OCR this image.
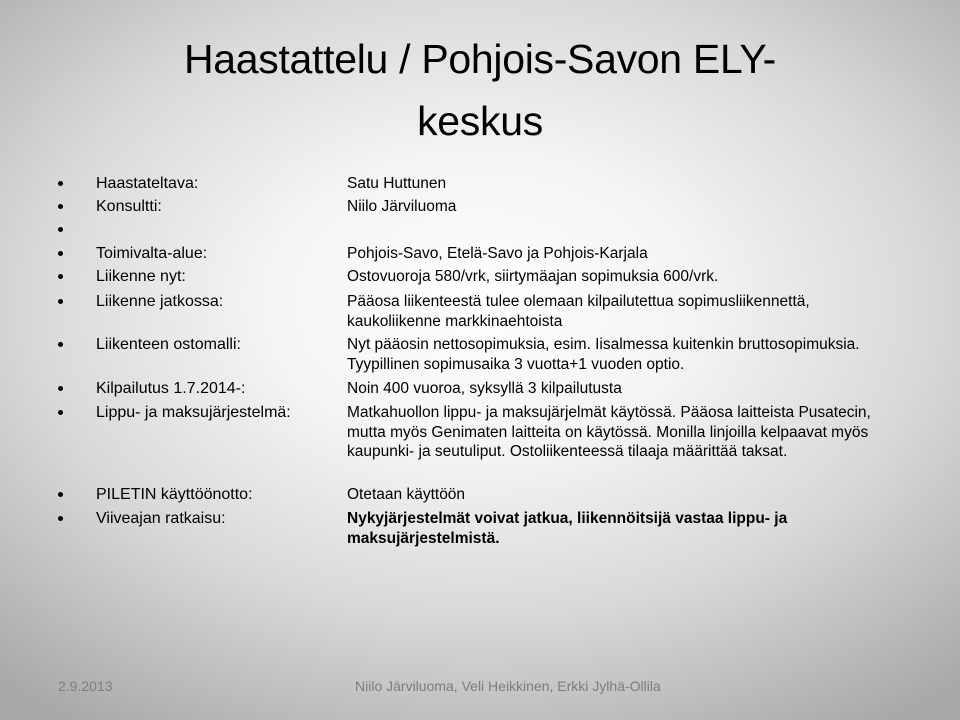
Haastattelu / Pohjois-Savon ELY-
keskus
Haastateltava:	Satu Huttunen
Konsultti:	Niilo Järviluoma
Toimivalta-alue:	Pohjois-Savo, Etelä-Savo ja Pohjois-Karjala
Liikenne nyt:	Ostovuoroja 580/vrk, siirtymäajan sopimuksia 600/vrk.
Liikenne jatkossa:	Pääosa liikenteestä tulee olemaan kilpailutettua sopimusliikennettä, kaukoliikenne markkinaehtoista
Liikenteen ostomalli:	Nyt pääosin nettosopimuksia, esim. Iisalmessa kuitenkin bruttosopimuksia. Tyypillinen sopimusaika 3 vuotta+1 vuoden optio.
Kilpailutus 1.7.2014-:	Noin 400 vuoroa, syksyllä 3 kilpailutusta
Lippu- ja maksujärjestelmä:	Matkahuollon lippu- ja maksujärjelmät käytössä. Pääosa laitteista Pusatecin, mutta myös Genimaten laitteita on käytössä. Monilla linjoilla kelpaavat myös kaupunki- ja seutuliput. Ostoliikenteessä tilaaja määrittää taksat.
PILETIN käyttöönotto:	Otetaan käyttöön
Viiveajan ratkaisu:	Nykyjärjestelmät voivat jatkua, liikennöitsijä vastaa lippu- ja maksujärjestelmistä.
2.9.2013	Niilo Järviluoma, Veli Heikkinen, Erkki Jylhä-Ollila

★ ★ ★

*Exercise task*. What is the number of lines in these records that contain "lippu"? Reply with the number only.

*Finished task*. 2